STATED PROBLEM:
Every line containing the word "Output" needs to be found and copied.

ENTRIES:
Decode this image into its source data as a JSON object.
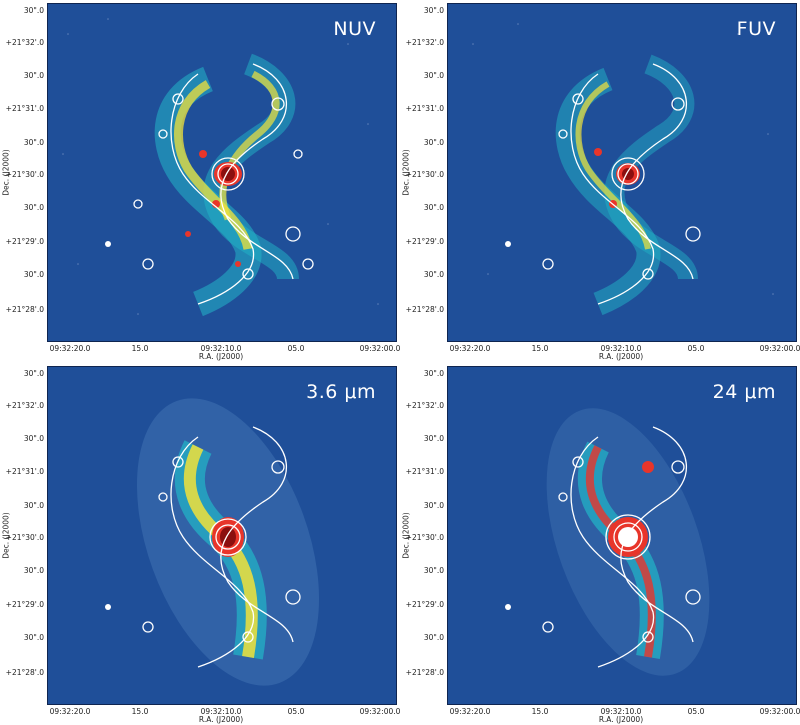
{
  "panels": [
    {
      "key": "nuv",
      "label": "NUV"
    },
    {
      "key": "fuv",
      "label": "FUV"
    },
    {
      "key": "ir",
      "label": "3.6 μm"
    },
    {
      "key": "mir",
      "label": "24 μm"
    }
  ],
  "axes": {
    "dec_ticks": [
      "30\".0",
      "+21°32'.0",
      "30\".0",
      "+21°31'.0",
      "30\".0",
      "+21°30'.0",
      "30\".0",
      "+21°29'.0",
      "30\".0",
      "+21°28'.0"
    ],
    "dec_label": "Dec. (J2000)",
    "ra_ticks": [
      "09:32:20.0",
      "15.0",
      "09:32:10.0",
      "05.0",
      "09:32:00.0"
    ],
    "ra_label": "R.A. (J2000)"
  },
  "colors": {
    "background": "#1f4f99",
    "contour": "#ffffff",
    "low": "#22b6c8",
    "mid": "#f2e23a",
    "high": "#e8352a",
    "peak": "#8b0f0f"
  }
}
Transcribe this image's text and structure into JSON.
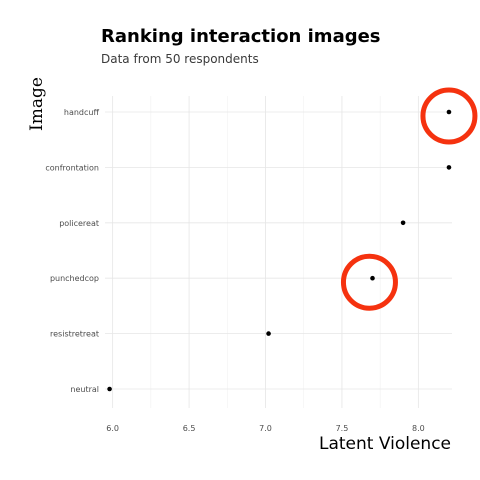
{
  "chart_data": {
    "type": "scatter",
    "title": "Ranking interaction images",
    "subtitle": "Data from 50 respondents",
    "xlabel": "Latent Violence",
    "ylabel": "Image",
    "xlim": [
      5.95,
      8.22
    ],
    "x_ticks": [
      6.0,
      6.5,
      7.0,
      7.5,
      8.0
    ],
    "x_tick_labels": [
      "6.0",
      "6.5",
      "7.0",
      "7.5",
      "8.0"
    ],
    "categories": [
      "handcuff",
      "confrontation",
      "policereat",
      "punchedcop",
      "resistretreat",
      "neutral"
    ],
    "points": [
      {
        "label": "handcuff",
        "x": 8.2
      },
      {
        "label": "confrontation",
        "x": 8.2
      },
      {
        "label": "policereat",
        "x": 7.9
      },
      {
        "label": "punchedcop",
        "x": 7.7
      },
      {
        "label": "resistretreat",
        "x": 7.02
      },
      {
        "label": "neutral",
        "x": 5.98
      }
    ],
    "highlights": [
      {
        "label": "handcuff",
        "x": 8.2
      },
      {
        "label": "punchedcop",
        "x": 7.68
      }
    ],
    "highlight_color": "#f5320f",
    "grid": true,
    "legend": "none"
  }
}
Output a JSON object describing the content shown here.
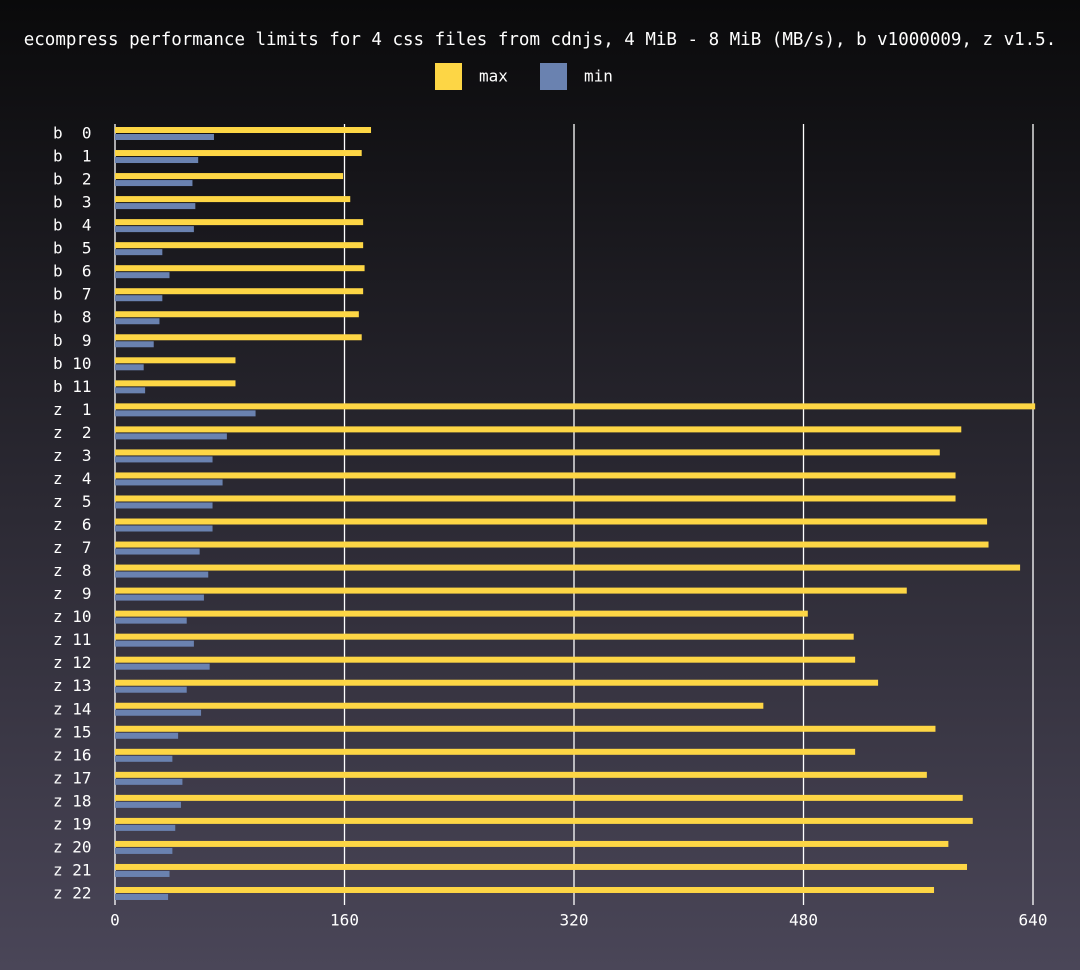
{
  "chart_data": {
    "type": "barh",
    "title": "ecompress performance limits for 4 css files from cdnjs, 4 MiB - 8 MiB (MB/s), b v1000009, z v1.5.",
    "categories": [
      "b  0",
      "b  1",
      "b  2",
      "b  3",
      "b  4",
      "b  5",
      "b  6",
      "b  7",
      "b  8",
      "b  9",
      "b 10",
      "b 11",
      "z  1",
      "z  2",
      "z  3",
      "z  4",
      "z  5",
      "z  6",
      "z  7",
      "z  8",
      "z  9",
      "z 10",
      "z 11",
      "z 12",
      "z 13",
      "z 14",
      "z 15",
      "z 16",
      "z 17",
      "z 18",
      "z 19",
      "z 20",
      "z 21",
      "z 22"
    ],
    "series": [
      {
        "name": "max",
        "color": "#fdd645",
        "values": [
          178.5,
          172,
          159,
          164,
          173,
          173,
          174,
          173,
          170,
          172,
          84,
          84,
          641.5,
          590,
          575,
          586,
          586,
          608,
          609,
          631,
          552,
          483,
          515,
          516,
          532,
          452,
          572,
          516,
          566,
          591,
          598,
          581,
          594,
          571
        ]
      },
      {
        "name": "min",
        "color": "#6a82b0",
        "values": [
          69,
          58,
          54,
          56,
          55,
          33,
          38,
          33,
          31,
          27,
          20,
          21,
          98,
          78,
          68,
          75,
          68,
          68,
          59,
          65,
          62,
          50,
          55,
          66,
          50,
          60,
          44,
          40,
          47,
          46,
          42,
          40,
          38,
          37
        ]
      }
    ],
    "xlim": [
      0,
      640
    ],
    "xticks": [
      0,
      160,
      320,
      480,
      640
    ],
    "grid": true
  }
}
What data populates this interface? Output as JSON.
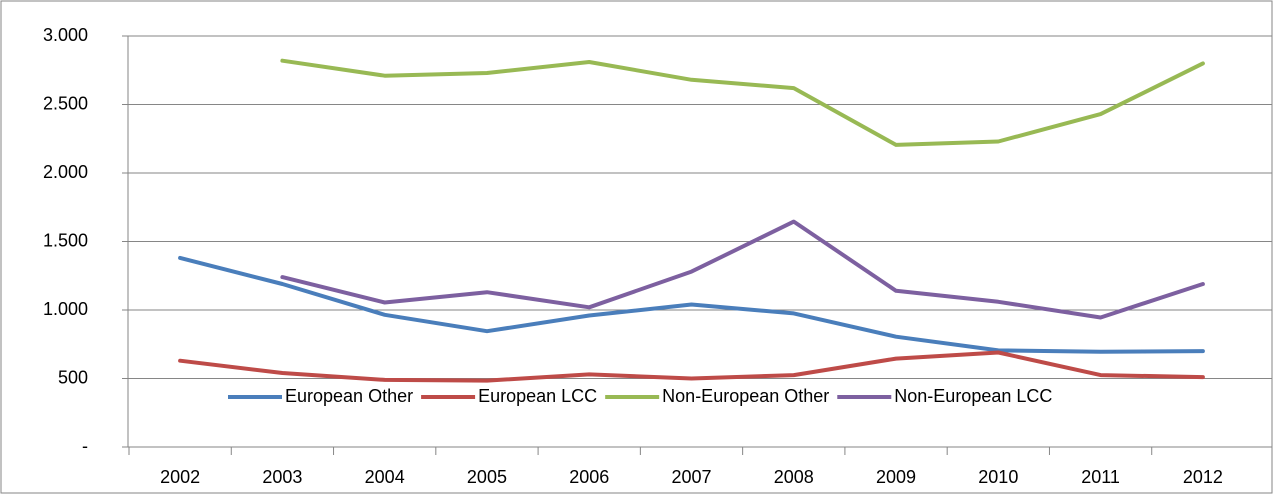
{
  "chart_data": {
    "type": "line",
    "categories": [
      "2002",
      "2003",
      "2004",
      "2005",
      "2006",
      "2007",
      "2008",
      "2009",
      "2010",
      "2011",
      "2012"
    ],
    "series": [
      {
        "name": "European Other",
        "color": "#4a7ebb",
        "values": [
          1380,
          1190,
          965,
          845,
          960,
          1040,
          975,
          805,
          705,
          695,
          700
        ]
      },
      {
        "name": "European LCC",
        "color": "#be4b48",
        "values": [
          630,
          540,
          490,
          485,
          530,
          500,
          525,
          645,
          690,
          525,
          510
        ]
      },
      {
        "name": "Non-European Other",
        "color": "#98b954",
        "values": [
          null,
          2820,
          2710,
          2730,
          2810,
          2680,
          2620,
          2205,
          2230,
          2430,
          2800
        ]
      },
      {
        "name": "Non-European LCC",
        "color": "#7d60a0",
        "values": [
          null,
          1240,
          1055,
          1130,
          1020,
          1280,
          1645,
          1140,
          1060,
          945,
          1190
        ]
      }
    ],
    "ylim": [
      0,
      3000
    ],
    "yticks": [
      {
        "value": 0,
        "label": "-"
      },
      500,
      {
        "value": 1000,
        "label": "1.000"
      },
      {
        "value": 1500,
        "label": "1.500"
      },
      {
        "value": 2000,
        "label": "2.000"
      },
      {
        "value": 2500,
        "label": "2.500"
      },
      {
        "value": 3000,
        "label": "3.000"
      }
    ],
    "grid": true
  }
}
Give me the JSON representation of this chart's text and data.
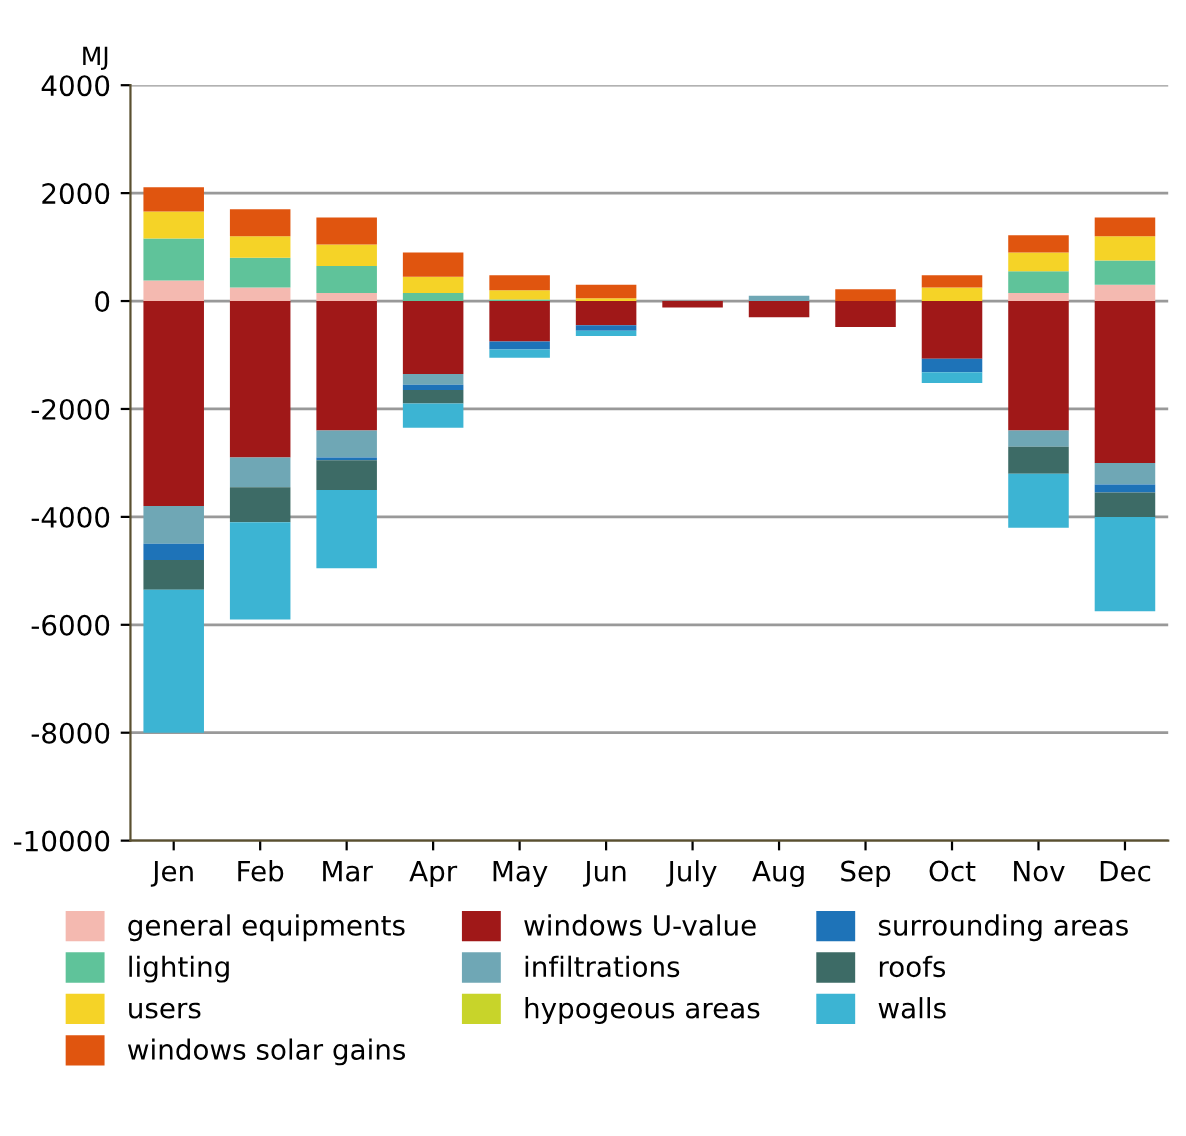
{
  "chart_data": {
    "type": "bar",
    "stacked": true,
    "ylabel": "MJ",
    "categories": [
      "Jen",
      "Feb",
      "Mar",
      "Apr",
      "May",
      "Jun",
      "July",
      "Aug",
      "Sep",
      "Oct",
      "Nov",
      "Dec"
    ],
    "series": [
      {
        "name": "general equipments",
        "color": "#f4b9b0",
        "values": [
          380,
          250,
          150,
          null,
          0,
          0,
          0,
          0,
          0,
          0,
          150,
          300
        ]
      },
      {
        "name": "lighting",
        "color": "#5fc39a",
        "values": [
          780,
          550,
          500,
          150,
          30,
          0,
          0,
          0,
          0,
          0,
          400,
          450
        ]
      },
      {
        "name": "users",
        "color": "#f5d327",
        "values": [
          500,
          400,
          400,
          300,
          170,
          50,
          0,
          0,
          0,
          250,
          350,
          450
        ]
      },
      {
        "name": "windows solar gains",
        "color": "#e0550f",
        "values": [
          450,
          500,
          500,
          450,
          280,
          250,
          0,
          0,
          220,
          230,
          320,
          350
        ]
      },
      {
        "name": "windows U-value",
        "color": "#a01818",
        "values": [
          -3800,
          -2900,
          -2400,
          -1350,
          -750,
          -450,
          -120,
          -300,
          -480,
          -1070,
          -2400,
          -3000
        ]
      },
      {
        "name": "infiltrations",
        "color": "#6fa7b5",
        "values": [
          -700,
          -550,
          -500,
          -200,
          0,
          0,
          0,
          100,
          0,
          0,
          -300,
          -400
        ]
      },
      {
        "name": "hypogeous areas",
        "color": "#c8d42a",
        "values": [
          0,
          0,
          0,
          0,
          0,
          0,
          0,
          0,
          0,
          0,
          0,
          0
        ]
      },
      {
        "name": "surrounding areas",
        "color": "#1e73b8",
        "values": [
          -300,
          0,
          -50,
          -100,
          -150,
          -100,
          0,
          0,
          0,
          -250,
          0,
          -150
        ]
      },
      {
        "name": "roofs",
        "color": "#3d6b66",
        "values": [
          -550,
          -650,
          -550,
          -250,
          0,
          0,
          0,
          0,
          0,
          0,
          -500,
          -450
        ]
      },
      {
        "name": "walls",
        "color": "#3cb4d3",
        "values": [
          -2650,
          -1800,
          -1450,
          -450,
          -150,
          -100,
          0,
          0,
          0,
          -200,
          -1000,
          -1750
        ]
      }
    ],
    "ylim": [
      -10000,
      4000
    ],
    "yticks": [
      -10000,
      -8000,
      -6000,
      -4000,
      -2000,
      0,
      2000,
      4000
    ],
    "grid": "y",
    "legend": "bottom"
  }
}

COMPLETE RESPONSE:
Output a JSON object describing the content shown here.
What data populates this interface? Output as JSON.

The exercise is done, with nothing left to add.